→ **Directions for this task**:
Where the word "JSON" occurs in a line, return that line.

→ **Data shown**:
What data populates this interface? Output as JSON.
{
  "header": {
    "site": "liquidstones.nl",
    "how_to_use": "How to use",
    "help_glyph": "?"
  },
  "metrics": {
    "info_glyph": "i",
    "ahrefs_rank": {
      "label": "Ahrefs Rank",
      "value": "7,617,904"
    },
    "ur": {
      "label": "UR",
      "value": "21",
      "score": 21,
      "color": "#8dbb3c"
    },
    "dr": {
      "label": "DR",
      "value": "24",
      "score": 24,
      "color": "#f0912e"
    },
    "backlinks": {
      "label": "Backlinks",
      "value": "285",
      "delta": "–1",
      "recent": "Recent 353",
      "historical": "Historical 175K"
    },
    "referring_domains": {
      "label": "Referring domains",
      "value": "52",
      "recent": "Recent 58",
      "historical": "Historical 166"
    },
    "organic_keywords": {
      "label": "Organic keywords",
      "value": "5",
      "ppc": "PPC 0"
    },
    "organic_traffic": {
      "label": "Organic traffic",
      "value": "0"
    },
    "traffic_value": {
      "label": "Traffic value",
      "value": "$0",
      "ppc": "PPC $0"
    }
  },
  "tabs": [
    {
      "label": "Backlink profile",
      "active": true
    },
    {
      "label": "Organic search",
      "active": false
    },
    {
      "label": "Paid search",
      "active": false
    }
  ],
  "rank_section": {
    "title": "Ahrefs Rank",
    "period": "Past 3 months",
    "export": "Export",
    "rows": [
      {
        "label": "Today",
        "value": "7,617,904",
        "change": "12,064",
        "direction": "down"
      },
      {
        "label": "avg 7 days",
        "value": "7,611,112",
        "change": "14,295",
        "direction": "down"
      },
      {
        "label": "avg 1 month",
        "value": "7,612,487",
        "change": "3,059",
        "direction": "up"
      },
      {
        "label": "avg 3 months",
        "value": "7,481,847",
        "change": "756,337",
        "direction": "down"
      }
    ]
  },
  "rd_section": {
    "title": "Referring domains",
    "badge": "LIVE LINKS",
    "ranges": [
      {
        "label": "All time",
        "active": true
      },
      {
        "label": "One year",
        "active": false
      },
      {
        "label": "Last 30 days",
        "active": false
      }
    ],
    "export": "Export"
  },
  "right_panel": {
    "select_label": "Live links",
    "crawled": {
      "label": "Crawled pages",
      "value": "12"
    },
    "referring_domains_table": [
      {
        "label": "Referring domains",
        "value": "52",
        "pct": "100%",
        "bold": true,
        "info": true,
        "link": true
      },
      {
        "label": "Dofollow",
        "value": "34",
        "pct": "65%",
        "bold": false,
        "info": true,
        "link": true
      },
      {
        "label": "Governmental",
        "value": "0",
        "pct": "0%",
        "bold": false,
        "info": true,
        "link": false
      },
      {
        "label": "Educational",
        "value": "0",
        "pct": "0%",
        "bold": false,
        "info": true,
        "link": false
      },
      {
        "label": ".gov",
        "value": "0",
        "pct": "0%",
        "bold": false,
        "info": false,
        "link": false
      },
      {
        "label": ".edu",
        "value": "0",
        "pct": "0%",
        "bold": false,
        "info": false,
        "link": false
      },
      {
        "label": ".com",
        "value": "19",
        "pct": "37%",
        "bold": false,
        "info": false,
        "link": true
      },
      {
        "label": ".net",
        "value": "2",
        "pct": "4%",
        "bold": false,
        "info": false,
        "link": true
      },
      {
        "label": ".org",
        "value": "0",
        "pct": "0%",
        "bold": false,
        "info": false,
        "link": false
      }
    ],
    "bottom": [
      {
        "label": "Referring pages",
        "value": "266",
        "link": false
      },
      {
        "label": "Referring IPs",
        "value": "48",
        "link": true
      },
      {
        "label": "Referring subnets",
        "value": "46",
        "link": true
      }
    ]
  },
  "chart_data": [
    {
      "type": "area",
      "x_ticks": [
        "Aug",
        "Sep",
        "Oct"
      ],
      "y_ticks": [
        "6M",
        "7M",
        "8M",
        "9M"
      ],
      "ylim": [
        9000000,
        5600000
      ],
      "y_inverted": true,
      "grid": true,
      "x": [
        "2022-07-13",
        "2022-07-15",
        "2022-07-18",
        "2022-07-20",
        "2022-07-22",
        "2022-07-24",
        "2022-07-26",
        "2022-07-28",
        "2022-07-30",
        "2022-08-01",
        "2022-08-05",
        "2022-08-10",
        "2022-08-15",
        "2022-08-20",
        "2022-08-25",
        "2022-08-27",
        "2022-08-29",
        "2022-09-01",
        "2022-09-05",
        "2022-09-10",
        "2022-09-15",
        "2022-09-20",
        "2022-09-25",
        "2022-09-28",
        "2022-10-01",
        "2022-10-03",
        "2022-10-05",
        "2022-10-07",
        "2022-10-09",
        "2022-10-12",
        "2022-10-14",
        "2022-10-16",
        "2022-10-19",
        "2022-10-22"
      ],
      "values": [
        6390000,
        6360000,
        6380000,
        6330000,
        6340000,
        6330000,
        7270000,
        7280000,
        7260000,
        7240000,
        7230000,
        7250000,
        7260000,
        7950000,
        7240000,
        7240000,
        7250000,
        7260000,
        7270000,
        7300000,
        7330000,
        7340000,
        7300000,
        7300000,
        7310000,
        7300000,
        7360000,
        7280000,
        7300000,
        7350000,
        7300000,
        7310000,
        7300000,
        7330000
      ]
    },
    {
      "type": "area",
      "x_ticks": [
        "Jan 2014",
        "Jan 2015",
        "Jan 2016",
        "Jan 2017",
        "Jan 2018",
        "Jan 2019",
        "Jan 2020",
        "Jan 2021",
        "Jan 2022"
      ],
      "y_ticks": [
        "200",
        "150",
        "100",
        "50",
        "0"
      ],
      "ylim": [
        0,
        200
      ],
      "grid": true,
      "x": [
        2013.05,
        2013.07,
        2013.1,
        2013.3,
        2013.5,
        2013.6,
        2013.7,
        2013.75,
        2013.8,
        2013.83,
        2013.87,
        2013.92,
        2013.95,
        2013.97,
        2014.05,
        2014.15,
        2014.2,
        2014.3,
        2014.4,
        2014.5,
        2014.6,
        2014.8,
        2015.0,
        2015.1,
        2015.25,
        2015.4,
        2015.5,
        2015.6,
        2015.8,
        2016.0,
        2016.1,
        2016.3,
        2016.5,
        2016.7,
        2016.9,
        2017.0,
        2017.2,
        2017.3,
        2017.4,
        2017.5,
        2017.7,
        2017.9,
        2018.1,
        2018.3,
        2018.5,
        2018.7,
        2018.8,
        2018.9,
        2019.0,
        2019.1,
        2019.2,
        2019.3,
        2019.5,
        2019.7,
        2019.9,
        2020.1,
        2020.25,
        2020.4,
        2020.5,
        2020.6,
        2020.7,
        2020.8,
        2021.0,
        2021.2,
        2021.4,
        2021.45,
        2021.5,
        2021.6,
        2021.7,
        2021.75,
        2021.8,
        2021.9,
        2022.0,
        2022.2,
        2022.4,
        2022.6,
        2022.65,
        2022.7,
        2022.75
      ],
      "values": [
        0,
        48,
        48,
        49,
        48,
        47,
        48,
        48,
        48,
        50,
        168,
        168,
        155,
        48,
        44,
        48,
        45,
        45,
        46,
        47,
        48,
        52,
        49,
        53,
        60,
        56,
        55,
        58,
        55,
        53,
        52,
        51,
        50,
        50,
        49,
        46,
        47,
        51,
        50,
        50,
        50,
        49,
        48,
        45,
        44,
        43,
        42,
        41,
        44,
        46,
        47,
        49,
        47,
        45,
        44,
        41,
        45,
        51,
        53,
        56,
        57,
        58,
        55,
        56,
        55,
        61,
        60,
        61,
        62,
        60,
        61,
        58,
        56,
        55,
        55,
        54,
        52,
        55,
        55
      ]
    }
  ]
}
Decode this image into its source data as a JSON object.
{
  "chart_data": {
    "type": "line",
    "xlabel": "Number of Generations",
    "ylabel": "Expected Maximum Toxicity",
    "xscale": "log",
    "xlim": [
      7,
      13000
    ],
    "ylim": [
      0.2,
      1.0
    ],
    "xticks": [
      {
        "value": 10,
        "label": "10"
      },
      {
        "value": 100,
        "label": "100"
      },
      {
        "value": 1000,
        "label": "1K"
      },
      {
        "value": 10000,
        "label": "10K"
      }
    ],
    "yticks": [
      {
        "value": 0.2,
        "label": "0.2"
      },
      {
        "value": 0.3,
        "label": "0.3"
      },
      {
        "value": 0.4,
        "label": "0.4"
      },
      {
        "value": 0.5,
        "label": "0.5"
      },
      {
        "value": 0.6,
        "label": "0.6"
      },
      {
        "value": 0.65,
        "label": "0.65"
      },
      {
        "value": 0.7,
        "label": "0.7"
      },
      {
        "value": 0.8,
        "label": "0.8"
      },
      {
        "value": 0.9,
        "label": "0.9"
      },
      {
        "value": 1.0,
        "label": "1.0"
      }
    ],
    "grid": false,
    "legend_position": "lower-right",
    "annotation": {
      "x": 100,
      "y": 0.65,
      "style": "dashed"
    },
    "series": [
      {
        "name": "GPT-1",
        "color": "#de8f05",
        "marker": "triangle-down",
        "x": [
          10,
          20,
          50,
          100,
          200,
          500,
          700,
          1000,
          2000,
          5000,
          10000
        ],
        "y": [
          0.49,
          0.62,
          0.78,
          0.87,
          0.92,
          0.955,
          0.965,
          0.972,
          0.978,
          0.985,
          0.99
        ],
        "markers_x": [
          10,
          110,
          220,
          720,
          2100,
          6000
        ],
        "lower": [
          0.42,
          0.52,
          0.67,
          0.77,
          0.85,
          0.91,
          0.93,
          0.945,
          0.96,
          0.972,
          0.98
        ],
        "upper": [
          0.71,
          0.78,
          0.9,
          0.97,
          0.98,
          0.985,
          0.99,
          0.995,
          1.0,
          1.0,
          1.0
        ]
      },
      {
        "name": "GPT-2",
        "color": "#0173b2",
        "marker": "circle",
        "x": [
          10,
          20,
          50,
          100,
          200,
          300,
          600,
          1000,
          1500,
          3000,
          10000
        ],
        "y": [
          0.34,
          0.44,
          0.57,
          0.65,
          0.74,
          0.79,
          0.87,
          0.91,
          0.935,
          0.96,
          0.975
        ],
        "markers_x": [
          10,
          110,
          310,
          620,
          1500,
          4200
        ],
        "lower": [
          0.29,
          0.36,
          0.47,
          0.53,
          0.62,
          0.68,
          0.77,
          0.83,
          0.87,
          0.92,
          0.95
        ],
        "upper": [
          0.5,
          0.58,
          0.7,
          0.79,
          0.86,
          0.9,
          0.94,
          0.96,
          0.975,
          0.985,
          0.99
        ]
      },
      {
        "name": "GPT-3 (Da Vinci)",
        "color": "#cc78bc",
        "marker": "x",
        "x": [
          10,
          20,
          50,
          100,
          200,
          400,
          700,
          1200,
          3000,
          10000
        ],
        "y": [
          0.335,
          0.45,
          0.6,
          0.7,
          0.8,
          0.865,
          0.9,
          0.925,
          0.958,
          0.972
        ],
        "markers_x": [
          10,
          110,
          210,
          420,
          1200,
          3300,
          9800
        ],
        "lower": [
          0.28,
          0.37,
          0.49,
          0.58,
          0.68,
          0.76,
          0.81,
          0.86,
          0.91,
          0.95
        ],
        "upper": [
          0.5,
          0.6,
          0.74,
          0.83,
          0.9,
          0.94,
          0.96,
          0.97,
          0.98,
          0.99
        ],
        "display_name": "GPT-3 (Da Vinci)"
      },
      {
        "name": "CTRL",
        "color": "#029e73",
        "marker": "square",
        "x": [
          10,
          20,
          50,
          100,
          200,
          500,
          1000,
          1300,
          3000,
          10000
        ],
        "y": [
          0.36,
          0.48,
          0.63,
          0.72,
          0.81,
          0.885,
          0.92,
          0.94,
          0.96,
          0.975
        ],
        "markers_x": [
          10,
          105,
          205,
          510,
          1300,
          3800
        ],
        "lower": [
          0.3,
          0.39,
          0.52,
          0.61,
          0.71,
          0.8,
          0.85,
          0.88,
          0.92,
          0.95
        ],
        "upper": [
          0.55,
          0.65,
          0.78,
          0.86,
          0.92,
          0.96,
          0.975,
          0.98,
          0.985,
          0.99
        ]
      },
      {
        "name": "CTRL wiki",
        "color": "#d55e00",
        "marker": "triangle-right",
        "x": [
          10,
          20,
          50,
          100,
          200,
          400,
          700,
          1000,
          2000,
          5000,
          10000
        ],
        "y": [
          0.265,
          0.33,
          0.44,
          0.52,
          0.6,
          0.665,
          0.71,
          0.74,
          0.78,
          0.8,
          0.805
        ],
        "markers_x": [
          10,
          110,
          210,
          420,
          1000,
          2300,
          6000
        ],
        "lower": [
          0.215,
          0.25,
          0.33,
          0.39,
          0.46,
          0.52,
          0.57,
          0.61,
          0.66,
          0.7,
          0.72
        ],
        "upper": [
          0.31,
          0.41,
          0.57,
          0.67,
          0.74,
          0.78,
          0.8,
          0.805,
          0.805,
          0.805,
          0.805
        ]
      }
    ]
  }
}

→ **Solution for this task**:
What data populates this interface? Output as JSON.
Decode this image into its source data as a JSON object.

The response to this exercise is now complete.